Supplied data ->
+++

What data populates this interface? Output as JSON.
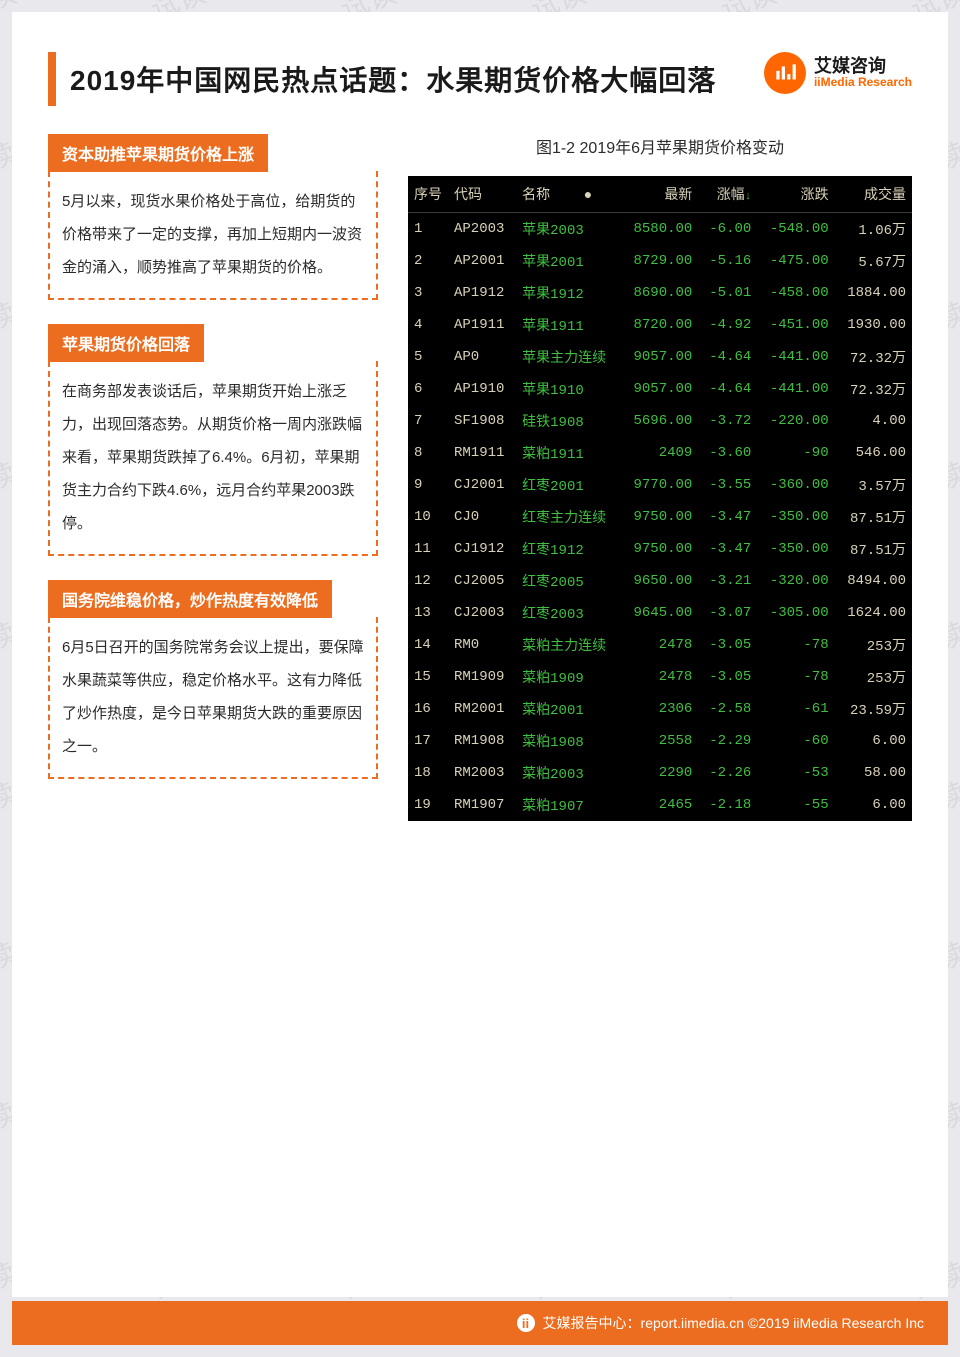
{
  "brand": {
    "cn": "艾媒咨询",
    "en": "iiMedia Research"
  },
  "title": "2019年中国网民热点话题：水果期货价格大幅回落",
  "colors": {
    "accent": "#ec6d1f",
    "page_bg": "#ffffff",
    "outer_bg": "#e8e8ed",
    "table_bg": "#000000",
    "table_text": "#d9d2b8",
    "down_color": "#3fbf3f"
  },
  "sections": [
    {
      "header": "资本助推苹果期货价格上涨",
      "body": "5月以来，现货水果价格处于高位，给期货的价格带来了一定的支撑，再加上短期内一波资金的涌入，顺势推高了苹果期货的价格。"
    },
    {
      "header": "苹果期货价格回落",
      "body": "在商务部发表谈话后，苹果期货开始上涨乏力，出现回落态势。从期货价格一周内涨跌幅来看，苹果期货跌掉了6.4%。6月初，苹果期货主力合约下跌4.6%，远月合约苹果2003跌停。"
    },
    {
      "header": "国务院维稳价格，炒作热度有效降低",
      "body": "6月5日召开的国务院常务会议上提出，要保障水果蔬菜等供应，稳定价格水平。这有力降低了炒作热度，是今日苹果期货大跌的重要原因之一。"
    }
  ],
  "chart": {
    "caption": "图1-2 2019年6月苹果期货价格变动",
    "columns": [
      "序号",
      "代码",
      "名称",
      "最新",
      "涨幅↓",
      "涨跌",
      "成交量"
    ],
    "col_align": [
      "left",
      "left",
      "left",
      "right",
      "right",
      "right",
      "right"
    ],
    "rows": [
      [
        "1",
        "AP2003",
        "苹果2003",
        "8580.00",
        "-6.00",
        "-548.00",
        "1.06万"
      ],
      [
        "2",
        "AP2001",
        "苹果2001",
        "8729.00",
        "-5.16",
        "-475.00",
        "5.67万"
      ],
      [
        "3",
        "AP1912",
        "苹果1912",
        "8690.00",
        "-5.01",
        "-458.00",
        "1884.00"
      ],
      [
        "4",
        "AP1911",
        "苹果1911",
        "8720.00",
        "-4.92",
        "-451.00",
        "1930.00"
      ],
      [
        "5",
        "AP0",
        "苹果主力连续",
        "9057.00",
        "-4.64",
        "-441.00",
        "72.32万"
      ],
      [
        "6",
        "AP1910",
        "苹果1910",
        "9057.00",
        "-4.64",
        "-441.00",
        "72.32万"
      ],
      [
        "7",
        "SF1908",
        "硅铁1908",
        "5696.00",
        "-3.72",
        "-220.00",
        "4.00"
      ],
      [
        "8",
        "RM1911",
        "菜粕1911",
        "2409",
        "-3.60",
        "-90",
        "546.00"
      ],
      [
        "9",
        "CJ2001",
        "红枣2001",
        "9770.00",
        "-3.55",
        "-360.00",
        "3.57万"
      ],
      [
        "10",
        "CJ0",
        "红枣主力连续",
        "9750.00",
        "-3.47",
        "-350.00",
        "87.51万"
      ],
      [
        "11",
        "CJ1912",
        "红枣1912",
        "9750.00",
        "-3.47",
        "-350.00",
        "87.51万"
      ],
      [
        "12",
        "CJ2005",
        "红枣2005",
        "9650.00",
        "-3.21",
        "-320.00",
        "8494.00"
      ],
      [
        "13",
        "CJ2003",
        "红枣2003",
        "9645.00",
        "-3.07",
        "-305.00",
        "1624.00"
      ],
      [
        "14",
        "RM0",
        "菜粕主力连续",
        "2478",
        "-3.05",
        "-78",
        "253万"
      ],
      [
        "15",
        "RM1909",
        "菜粕1909",
        "2478",
        "-3.05",
        "-78",
        "253万"
      ],
      [
        "16",
        "RM2001",
        "菜粕2001",
        "2306",
        "-2.58",
        "-61",
        "23.59万"
      ],
      [
        "17",
        "RM1908",
        "菜粕1908",
        "2558",
        "-2.29",
        "-60",
        "6.00"
      ],
      [
        "18",
        "RM2003",
        "菜粕2003",
        "2290",
        "-2.26",
        "-53",
        "58.00"
      ],
      [
        "19",
        "RM1907",
        "菜粕1907",
        "2465",
        "-2.18",
        "-55",
        "6.00"
      ]
    ]
  },
  "footer": "艾媒报告中心：report.iimedia.cn   ©2019  iiMedia Research Inc",
  "watermark_text": "试读"
}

+++

Exercise details -> Return all the entries word for word, but omit any pictures they contain.

Correct result ->
What data populates this interface? Output as JSON.
{
  "brand": {
    "cn": "艾媒咨询",
    "en": "iiMedia Research"
  },
  "title": "2019年中国网民热点话题：水果期货价格大幅回落",
  "colors": {
    "accent": "#ec6d1f",
    "page_bg": "#ffffff",
    "outer_bg": "#e8e8ed",
    "table_bg": "#000000",
    "table_text": "#d9d2b8",
    "down_color": "#3fbf3f"
  },
  "sections": [
    {
      "header": "资本助推苹果期货价格上涨",
      "body": "5月以来，现货水果价格处于高位，给期货的价格带来了一定的支撑，再加上短期内一波资金的涌入，顺势推高了苹果期货的价格。"
    },
    {
      "header": "苹果期货价格回落",
      "body": "在商务部发表谈话后，苹果期货开始上涨乏力，出现回落态势。从期货价格一周内涨跌幅来看，苹果期货跌掉了6.4%。6月初，苹果期货主力合约下跌4.6%，远月合约苹果2003跌停。"
    },
    {
      "header": "国务院维稳价格，炒作热度有效降低",
      "body": "6月5日召开的国务院常务会议上提出，要保障水果蔬菜等供应，稳定价格水平。这有力降低了炒作热度，是今日苹果期货大跌的重要原因之一。"
    }
  ],
  "chart": {
    "caption": "图1-2 2019年6月苹果期货价格变动",
    "columns": [
      "序号",
      "代码",
      "名称",
      "最新",
      "涨幅↓",
      "涨跌",
      "成交量"
    ],
    "col_align": [
      "left",
      "left",
      "left",
      "right",
      "right",
      "right",
      "right"
    ],
    "rows": [
      [
        "1",
        "AP2003",
        "苹果2003",
        "8580.00",
        "-6.00",
        "-548.00",
        "1.06万"
      ],
      [
        "2",
        "AP2001",
        "苹果2001",
        "8729.00",
        "-5.16",
        "-475.00",
        "5.67万"
      ],
      [
        "3",
        "AP1912",
        "苹果1912",
        "8690.00",
        "-5.01",
        "-458.00",
        "1884.00"
      ],
      [
        "4",
        "AP1911",
        "苹果1911",
        "8720.00",
        "-4.92",
        "-451.00",
        "1930.00"
      ],
      [
        "5",
        "AP0",
        "苹果主力连续",
        "9057.00",
        "-4.64",
        "-441.00",
        "72.32万"
      ],
      [
        "6",
        "AP1910",
        "苹果1910",
        "9057.00",
        "-4.64",
        "-441.00",
        "72.32万"
      ],
      [
        "7",
        "SF1908",
        "硅铁1908",
        "5696.00",
        "-3.72",
        "-220.00",
        "4.00"
      ],
      [
        "8",
        "RM1911",
        "菜粕1911",
        "2409",
        "-3.60",
        "-90",
        "546.00"
      ],
      [
        "9",
        "CJ2001",
        "红枣2001",
        "9770.00",
        "-3.55",
        "-360.00",
        "3.57万"
      ],
      [
        "10",
        "CJ0",
        "红枣主力连续",
        "9750.00",
        "-3.47",
        "-350.00",
        "87.51万"
      ],
      [
        "11",
        "CJ1912",
        "红枣1912",
        "9750.00",
        "-3.47",
        "-350.00",
        "87.51万"
      ],
      [
        "12",
        "CJ2005",
        "红枣2005",
        "9650.00",
        "-3.21",
        "-320.00",
        "8494.00"
      ],
      [
        "13",
        "CJ2003",
        "红枣2003",
        "9645.00",
        "-3.07",
        "-305.00",
        "1624.00"
      ],
      [
        "14",
        "RM0",
        "菜粕主力连续",
        "2478",
        "-3.05",
        "-78",
        "253万"
      ],
      [
        "15",
        "RM1909",
        "菜粕1909",
        "2478",
        "-3.05",
        "-78",
        "253万"
      ],
      [
        "16",
        "RM2001",
        "菜粕2001",
        "2306",
        "-2.58",
        "-61",
        "23.59万"
      ],
      [
        "17",
        "RM1908",
        "菜粕1908",
        "2558",
        "-2.29",
        "-60",
        "6.00"
      ],
      [
        "18",
        "RM2003",
        "菜粕2003",
        "2290",
        "-2.26",
        "-53",
        "58.00"
      ],
      [
        "19",
        "RM1907",
        "菜粕1907",
        "2465",
        "-2.18",
        "-55",
        "6.00"
      ]
    ]
  },
  "footer": "艾媒报告中心：report.iimedia.cn   ©2019  iiMedia Research Inc",
  "watermark_text": "试读"
}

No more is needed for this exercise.